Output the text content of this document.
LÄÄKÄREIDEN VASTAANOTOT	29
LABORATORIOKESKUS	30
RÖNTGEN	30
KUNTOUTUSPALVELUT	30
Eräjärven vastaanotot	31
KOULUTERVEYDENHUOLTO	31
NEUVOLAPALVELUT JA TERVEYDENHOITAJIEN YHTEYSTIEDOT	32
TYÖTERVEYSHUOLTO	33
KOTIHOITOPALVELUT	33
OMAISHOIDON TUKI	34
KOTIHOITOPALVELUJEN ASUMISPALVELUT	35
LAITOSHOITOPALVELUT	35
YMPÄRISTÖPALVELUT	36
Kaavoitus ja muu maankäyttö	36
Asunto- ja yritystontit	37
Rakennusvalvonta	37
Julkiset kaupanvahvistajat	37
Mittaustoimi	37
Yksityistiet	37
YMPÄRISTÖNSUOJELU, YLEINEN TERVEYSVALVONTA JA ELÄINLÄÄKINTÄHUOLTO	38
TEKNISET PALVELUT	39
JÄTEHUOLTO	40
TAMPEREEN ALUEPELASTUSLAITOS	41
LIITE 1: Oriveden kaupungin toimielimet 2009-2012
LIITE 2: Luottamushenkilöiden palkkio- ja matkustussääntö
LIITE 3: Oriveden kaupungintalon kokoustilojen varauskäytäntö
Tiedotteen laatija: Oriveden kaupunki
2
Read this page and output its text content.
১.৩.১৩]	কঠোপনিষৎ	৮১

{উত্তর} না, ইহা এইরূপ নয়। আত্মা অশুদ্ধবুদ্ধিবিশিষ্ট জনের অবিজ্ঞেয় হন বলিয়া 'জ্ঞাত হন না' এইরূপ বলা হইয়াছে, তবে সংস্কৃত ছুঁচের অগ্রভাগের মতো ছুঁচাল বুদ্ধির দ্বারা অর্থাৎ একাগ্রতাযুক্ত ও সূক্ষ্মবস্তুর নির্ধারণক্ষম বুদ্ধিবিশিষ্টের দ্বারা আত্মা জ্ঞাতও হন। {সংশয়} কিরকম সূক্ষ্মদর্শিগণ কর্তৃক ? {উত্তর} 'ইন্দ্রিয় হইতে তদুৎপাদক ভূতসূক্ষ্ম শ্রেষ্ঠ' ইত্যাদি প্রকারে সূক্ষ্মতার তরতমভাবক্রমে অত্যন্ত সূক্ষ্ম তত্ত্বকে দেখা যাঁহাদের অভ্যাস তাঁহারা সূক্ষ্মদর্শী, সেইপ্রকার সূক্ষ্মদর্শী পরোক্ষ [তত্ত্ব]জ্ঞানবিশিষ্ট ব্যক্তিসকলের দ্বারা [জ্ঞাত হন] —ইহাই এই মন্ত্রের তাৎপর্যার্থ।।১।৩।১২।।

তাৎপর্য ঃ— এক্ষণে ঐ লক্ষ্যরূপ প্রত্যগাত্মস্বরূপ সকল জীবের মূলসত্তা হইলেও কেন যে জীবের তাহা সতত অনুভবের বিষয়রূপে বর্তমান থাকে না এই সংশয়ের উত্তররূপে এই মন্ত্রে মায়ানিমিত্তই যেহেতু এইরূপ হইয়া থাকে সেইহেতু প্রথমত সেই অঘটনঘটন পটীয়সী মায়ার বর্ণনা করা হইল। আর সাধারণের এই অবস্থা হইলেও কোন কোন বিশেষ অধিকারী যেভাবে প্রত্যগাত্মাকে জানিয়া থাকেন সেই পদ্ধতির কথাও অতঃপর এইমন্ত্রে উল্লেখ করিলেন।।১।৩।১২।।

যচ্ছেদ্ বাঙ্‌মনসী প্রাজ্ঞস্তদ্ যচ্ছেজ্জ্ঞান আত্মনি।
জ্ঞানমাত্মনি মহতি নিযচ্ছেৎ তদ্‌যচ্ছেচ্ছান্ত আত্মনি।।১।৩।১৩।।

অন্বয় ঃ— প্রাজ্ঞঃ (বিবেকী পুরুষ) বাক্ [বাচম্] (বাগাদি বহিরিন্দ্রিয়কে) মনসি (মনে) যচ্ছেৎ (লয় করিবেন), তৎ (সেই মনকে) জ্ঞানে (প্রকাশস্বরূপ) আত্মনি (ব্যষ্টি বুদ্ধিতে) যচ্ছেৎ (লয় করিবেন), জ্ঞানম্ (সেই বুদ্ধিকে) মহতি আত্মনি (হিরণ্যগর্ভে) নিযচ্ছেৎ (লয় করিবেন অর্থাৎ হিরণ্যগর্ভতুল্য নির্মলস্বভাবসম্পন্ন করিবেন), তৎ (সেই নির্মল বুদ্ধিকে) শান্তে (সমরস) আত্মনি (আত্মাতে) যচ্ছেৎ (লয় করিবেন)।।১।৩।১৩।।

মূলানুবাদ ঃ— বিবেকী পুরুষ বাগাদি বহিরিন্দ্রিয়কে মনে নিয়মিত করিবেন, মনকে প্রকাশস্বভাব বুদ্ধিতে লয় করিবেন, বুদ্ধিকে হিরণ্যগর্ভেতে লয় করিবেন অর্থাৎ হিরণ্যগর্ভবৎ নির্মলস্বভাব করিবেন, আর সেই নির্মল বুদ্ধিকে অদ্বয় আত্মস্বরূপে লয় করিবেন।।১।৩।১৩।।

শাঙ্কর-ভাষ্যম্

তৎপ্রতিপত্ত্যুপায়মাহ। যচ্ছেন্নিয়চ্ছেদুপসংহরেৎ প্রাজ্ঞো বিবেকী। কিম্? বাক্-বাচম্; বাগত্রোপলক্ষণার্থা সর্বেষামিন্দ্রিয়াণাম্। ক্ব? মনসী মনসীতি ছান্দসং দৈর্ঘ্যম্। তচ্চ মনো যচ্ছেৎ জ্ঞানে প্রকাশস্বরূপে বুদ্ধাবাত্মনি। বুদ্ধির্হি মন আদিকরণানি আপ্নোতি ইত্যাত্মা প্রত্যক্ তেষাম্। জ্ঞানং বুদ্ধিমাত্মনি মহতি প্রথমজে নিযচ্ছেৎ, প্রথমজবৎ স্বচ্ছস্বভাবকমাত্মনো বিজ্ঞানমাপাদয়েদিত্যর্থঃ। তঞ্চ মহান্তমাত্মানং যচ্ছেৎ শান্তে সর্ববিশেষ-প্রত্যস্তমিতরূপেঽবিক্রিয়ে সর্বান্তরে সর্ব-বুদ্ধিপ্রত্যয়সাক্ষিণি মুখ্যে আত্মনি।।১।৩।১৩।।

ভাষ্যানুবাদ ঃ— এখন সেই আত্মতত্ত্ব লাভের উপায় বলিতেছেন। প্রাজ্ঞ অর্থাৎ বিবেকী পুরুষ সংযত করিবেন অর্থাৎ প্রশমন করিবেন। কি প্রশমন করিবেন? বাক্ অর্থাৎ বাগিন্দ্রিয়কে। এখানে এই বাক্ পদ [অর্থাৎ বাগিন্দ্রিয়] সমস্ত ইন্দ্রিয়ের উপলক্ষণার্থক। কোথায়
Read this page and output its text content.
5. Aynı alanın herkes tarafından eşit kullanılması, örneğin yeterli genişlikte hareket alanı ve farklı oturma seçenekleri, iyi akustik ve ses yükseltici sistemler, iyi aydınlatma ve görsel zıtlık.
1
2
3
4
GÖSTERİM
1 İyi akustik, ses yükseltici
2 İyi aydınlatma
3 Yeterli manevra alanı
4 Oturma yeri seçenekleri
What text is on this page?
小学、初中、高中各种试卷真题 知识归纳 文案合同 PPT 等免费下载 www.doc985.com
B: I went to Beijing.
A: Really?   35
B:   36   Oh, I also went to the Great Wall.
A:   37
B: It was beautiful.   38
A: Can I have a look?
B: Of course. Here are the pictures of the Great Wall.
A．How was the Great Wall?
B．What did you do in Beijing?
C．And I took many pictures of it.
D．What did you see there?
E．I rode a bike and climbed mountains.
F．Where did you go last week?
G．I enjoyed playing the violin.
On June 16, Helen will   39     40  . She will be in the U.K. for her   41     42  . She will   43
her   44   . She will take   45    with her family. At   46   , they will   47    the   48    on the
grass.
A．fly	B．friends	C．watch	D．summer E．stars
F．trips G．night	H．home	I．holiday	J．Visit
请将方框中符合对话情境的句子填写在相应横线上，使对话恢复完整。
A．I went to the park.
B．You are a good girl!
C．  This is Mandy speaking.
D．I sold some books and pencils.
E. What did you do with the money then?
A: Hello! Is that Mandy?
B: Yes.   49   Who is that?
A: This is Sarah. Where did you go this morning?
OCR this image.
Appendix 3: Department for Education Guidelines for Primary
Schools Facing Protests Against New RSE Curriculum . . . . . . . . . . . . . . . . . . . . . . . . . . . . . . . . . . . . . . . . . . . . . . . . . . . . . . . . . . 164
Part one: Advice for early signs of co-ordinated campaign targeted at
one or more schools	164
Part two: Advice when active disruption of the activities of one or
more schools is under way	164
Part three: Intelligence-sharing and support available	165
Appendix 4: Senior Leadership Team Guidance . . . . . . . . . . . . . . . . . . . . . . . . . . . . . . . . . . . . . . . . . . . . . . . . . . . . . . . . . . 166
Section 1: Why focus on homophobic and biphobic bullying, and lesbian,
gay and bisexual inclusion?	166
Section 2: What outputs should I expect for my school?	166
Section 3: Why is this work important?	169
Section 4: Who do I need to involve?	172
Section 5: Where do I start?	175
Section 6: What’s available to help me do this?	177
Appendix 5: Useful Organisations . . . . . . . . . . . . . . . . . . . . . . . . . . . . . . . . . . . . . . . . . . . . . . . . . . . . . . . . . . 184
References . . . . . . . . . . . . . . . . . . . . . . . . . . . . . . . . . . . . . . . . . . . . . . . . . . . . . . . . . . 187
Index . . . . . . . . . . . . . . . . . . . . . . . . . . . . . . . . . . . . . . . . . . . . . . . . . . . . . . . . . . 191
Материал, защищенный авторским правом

## EXERCISE INSTRUCTIONS
The word "What" may occur in lines of the records. Report how many such lines there are, giving only the number.

## CORRECT OUTPUT
6